*EXERCISE DESCRIPTION*. Every entry should be repeated exactly. Omit the pictures.

*TASK INPUTS*.

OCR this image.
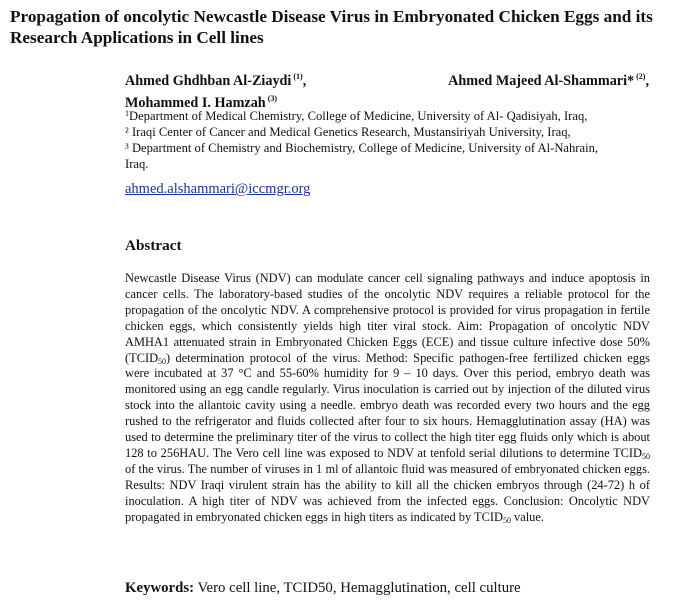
Propagation of oncolytic Newcastle Disease Virus in Embryonated Chicken Eggs and its Research Applications in Cell lines
Ahmed Ghdhban Al-Ziaydi $^{(1)}$,	Ahmed Majeed Al-Shammari* $^{(2)}$,
Mohammed I. Hamzah $^{(3)}$
$^1$Department of Medical Chemistry, College of Medicine, University of Al- Qadisiyah, Iraq,
² Iraqi Center of Cancer and Medical Genetics Research, Mustansiriyah University, Iraq,
³ Department of Chemistry and Biochemistry, College of Medicine, University of Al-Nahrain,
Iraq.
ahmed.alshammari@iccmgr.org
Abstract

Newcastle Disease Virus (NDV) can modulate cancer cell signaling pathways and induce apoptosis in cancer cells. The laboratory-based studies of the oncolytic NDV requires a reliable protocol for the propagation of the oncolytic NDV. A comprehensive protocol is provided for virus propagation in fertile chicken eggs, which consistently yields high titer viral stock. Aim: Propagation of oncolytic NDV AMHA1 attenuated strain in Embryonated Chicken Eggs (ECE) and tissue culture infective dose 50% $(TCID_{50})$ determination protocol of the virus. Method: Specific pathogen-free fertilized chicken eggs were incubated at 37 °C and 55-60% humidity for 9 – 10 days. Over this period, embryo death was monitored using an egg candle regularly. Virus inoculation is carried out by injection of the diluted virus stock into the allantoic cavity using a needle. embryo death was recorded every two hours and the egg rushed to the refrigerator and fluids collected after four to six hours. Hemagglutination assay (HA) was used to determine the preliminary titer of the virus to collect the high titer egg fluids only which is about 128 to 256HAU. The Vero cell line was exposed to NDV at tenfold serial dilutions to determine $TCID_{50}$ of the virus. The number of viruses in 1 ml of allantoic fluid was measured of embryonated chicken eggs. Results: NDV Iraqi virulent strain has the ability to kill all the chicken embryos through (24-72) h of inoculation. A high titer of NDV was achieved from the infected eggs. Conclusion: Oncolytic NDV propagated in embryonated chicken eggs in high titers as indicated by $TCID_{50}$ value.

Keywords: Vero cell line, TCID50, Hemagglutination, cell culture
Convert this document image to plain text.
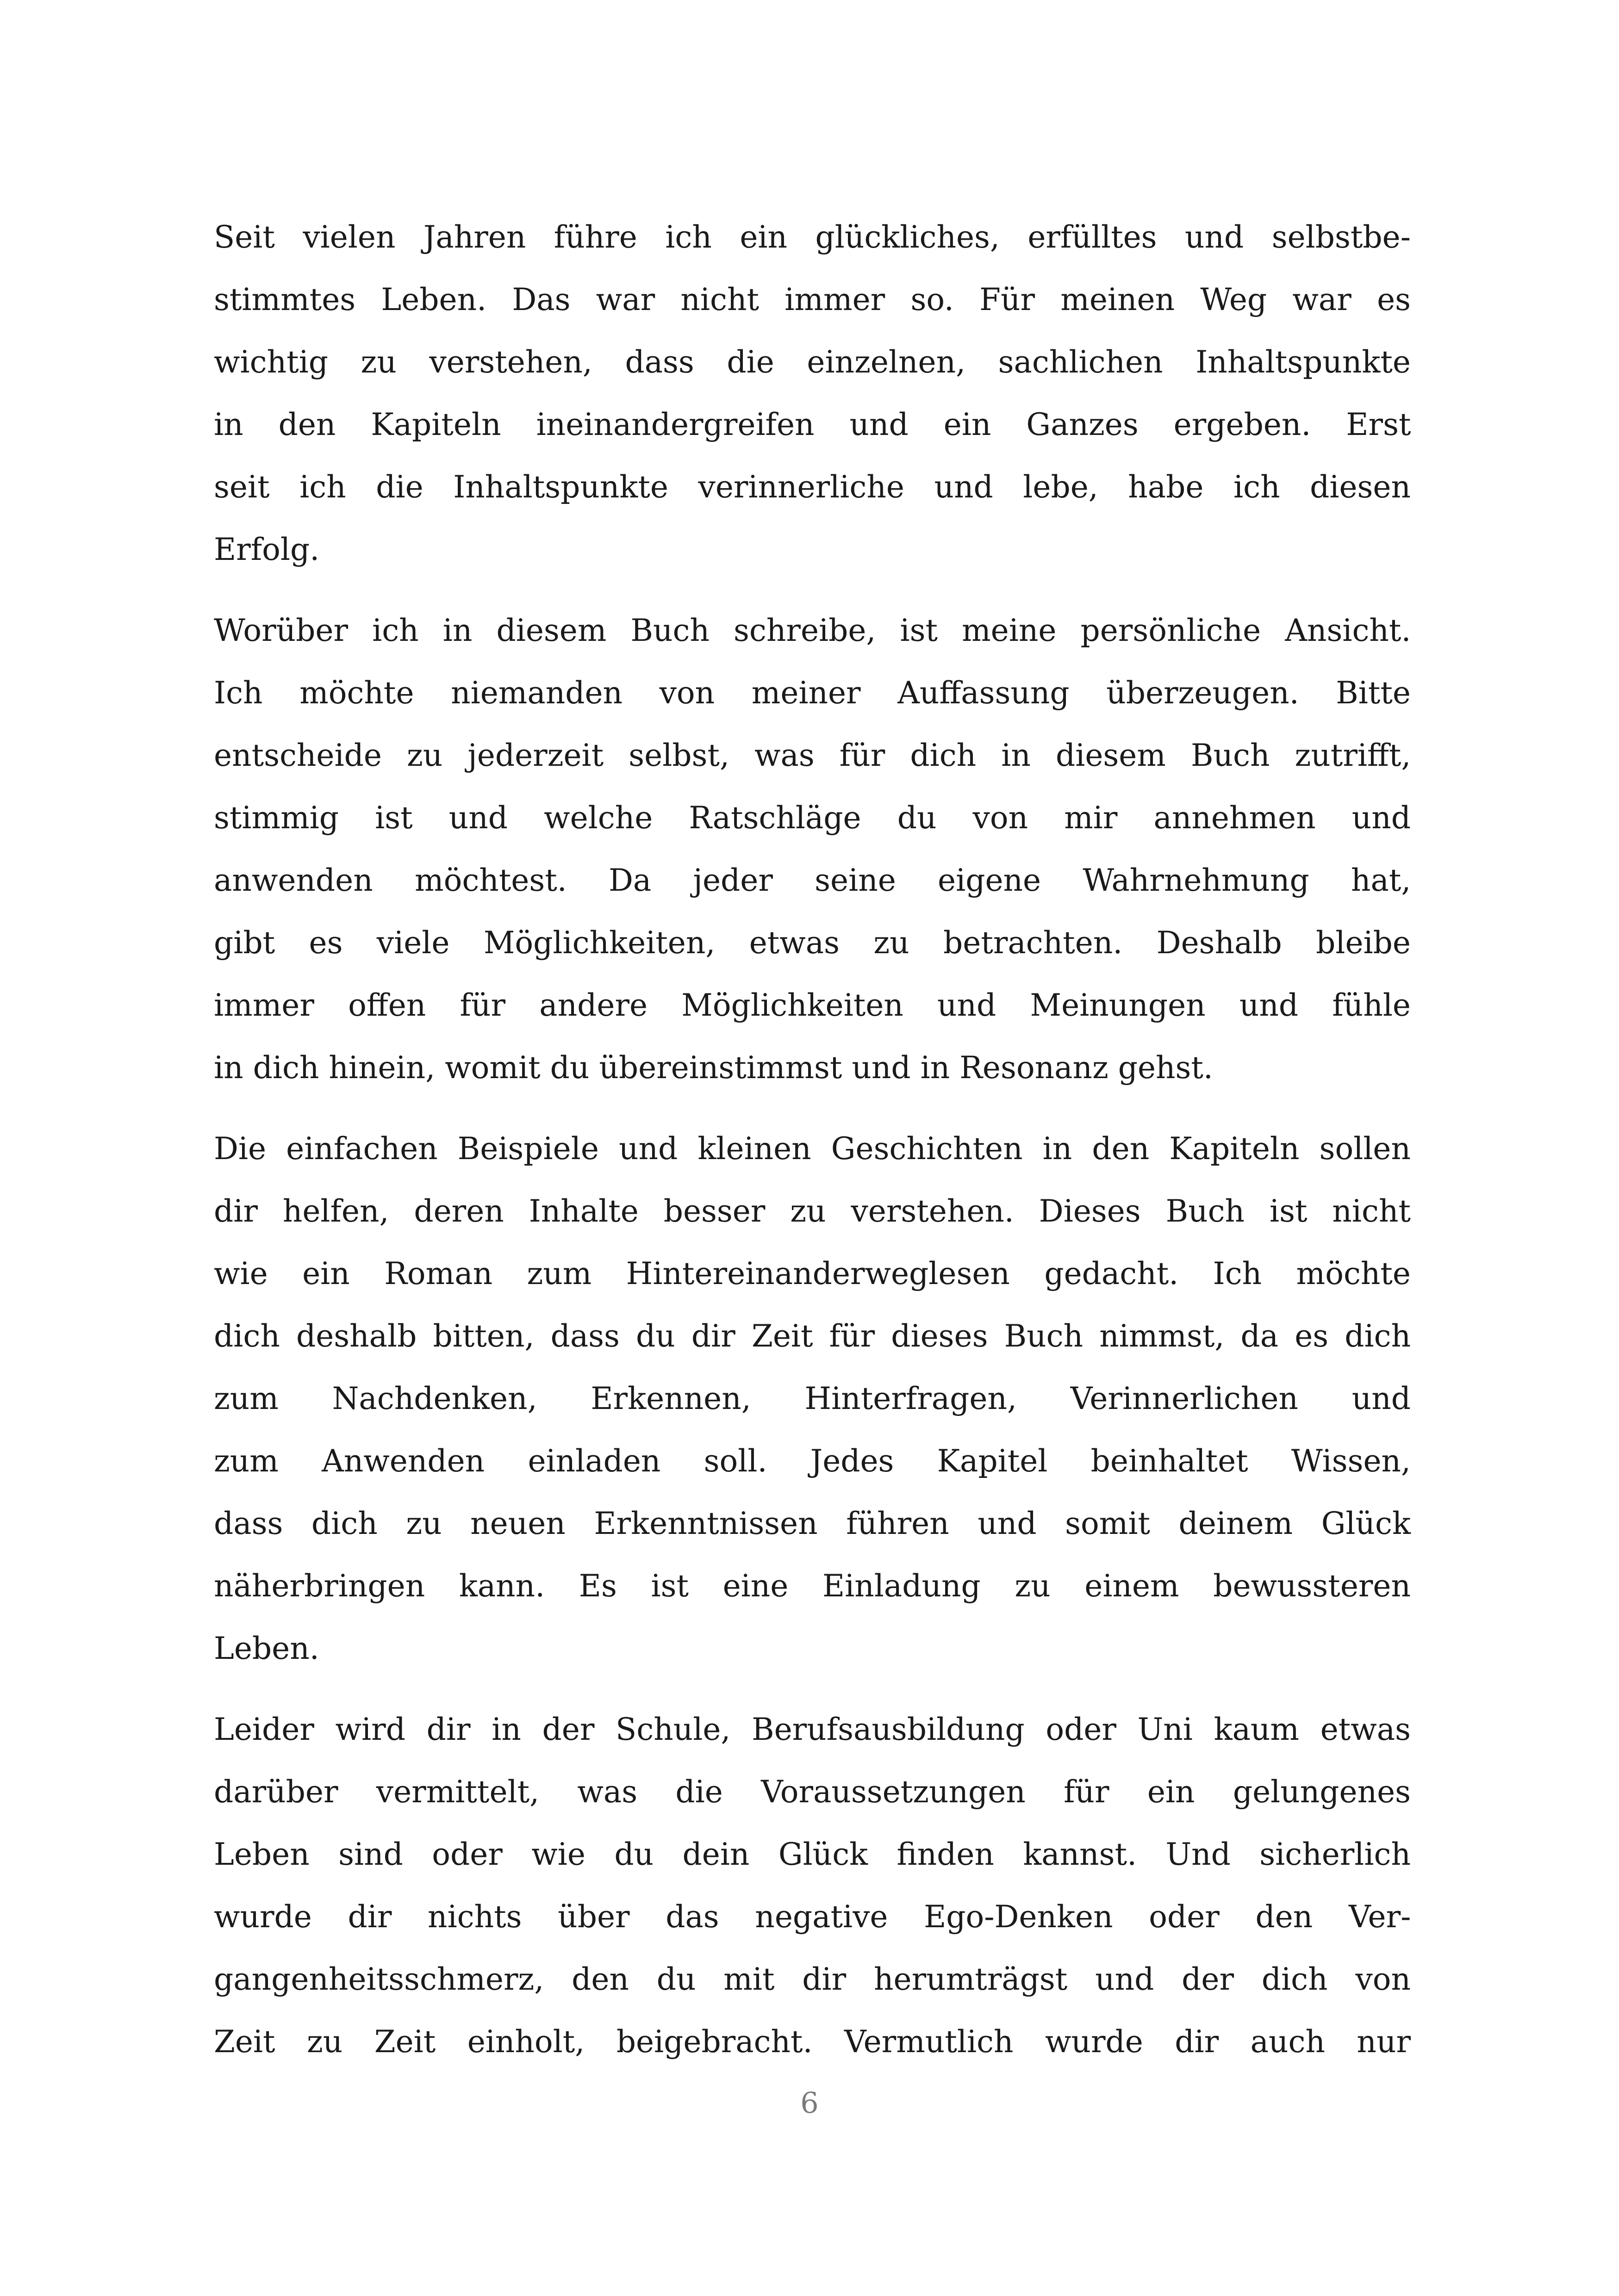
Seit vielen Jahren führe ich ein glückliches, erfülltes und selbstbe-
stimmtes Leben. Das war nicht immer so. Für meinen Weg war es
wichtig zu verstehen, dass die einzelnen, sachlichen Inhaltspunkte
in den Kapiteln ineinandergreifen und ein Ganzes ergeben. Erst
seit ich die Inhaltspunkte verinnerliche und lebe, habe ich diesen
Erfolg.
Worüber ich in diesem Buch schreibe, ist meine persönliche Ansicht.
Ich möchte niemanden von meiner Auffassung überzeugen. Bitte
entscheide zu jederzeit selbst, was für dich in diesem Buch zutrifft,
stimmig ist und welche Ratschläge du von mir annehmen und
anwenden möchtest. Da jeder seine eigene Wahrnehmung hat,
gibt es viele Möglichkeiten, etwas zu betrachten. Deshalb bleibe
immer offen für andere Möglichkeiten und Meinungen und fühle
in dich hinein, womit du übereinstimmst und in Resonanz gehst.
Die einfachen Beispiele und kleinen Geschichten in den Kapiteln sollen
dir helfen, deren Inhalte besser zu verstehen. Dieses Buch ist nicht
wie ein Roman zum Hintereinanderweglesen gedacht. Ich möchte
dich deshalb bitten, dass du dir Zeit für dieses Buch nimmst, da es dich
zum Nachdenken, Erkennen, Hinterfragen, Verinnerlichen und
zum Anwenden einladen soll. Jedes Kapitel beinhaltet Wissen,
dass dich zu neuen Erkenntnissen führen und somit deinem Glück
näherbringen kann. Es ist eine Einladung zu einem bewussteren
Leben.
Leider wird dir in der Schule, Berufsausbildung oder Uni kaum etwas
darüber vermittelt, was die Voraussetzungen für ein gelungenes
Leben sind oder wie du dein Glück finden kannst. Und sicherlich
wurde dir nichts über das negative Ego-Denken oder den Ver-
gangenheitsschmerz, den du mit dir herumträgst und der dich von
Zeit zu Zeit einholt, beigebracht. Vermutlich wurde dir auch nur
6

*TASK OUTPUT*.
OCR this image.
Propagation of oncolytic Newcastle Disease Virus in Embryonated Chicken Eggs and its Research Applications in Cell lines
Ahmed Ghdhban Al-Ziaydi $^{(1)}$,	Ahmed Majeed Al-Shammari* $^{(2)}$,
Mohammed I. Hamzah $^{(3)}$
$^1$Department of Medical Chemistry, College of Medicine, University of Al- Qadisiyah, Iraq,
² Iraqi Center of Cancer and Medical Genetics Research, Mustansiriyah University, Iraq,
³ Department of Chemistry and Biochemistry, College of Medicine, University of Al-Nahrain,
Iraq.
ahmed.alshammari@iccmgr.org
Abstract

Newcastle Disease Virus (NDV) can modulate cancer cell signaling pathways and induce apoptosis in cancer cells. The laboratory-based studies of the oncolytic NDV requires a reliable protocol for the propagation of the oncolytic NDV. A comprehensive protocol is provided for virus propagation in fertile chicken eggs, which consistently yields high titer viral stock. Aim: Propagation of oncolytic NDV AMHA1 attenuated strain in Embryonated Chicken Eggs (ECE) and tissue culture infective dose 50% $(TCID_{50})$ determination protocol of the virus. Method: Specific pathogen-free fertilized chicken eggs were incubated at 37 °C and 55-60% humidity for 9 – 10 days. Over this period, embryo death was monitored using an egg candle regularly. Virus inoculation is carried out by injection of the diluted virus stock into the allantoic cavity using a needle. embryo death was recorded every two hours and the egg rushed to the refrigerator and fluids collected after four to six hours. Hemagglutination assay (HA) was used to determine the preliminary titer of the virus to collect the high titer egg fluids only which is about 128 to 256HAU. The Vero cell line was exposed to NDV at tenfold serial dilutions to determine $TCID_{50}$ of the virus. The number of viruses in 1 ml of allantoic fluid was measured of embryonated chicken eggs. Results: NDV Iraqi virulent strain has the ability to kill all the chicken embryos through (24-72) h of inoculation. A high titer of NDV was achieved from the infected eggs. Conclusion: Oncolytic NDV propagated in embryonated chicken eggs in high titers as indicated by $TCID_{50}$ value.

Keywords: Vero cell line, TCID50, Hemagglutination, cell culture
Convert this document image to plain text.
Seit vielen Jahren führe ich ein glückliches, erfülltes und selbstbe-
stimmtes Leben. Das war nicht immer so. Für meinen Weg war es
wichtig zu verstehen, dass die einzelnen, sachlichen Inhaltspunkte
in den Kapiteln ineinandergreifen und ein Ganzes ergeben. Erst
seit ich die Inhaltspunkte verinnerliche und lebe, habe ich diesen
Erfolg.
Worüber ich in diesem Buch schreibe, ist meine persönliche Ansicht.
Ich möchte niemanden von meiner Auffassung überzeugen. Bitte
entscheide zu jederzeit selbst, was für dich in diesem Buch zutrifft,
stimmig ist und welche Ratschläge du von mir annehmen und
anwenden möchtest. Da jeder seine eigene Wahrnehmung hat,
gibt es viele Möglichkeiten, etwas zu betrachten. Deshalb bleibe
immer offen für andere Möglichkeiten und Meinungen und fühle
in dich hinein, womit du übereinstimmst und in Resonanz gehst.
Die einfachen Beispiele und kleinen Geschichten in den Kapiteln sollen
dir helfen, deren Inhalte besser zu verstehen. Dieses Buch ist nicht
wie ein Roman zum Hintereinanderweglesen gedacht. Ich möchte
dich deshalb bitten, dass du dir Zeit für dieses Buch nimmst, da es dich
zum Nachdenken, Erkennen, Hinterfragen, Verinnerlichen und
zum Anwenden einladen soll. Jedes Kapitel beinhaltet Wissen,
dass dich zu neuen Erkenntnissen führen und somit deinem Glück
näherbringen kann. Es ist eine Einladung zu einem bewussteren
Leben.
Leider wird dir in der Schule, Berufsausbildung oder Uni kaum etwas
darüber vermittelt, was die Voraussetzungen für ein gelungenes
Leben sind oder wie du dein Glück finden kannst. Und sicherlich
wurde dir nichts über das negative Ego-Denken oder den Ver-
gangenheitsschmerz, den du mit dir herumträgst und der dich von
Zeit zu Zeit einholt, beigebracht. Vermutlich wurde dir auch nur
6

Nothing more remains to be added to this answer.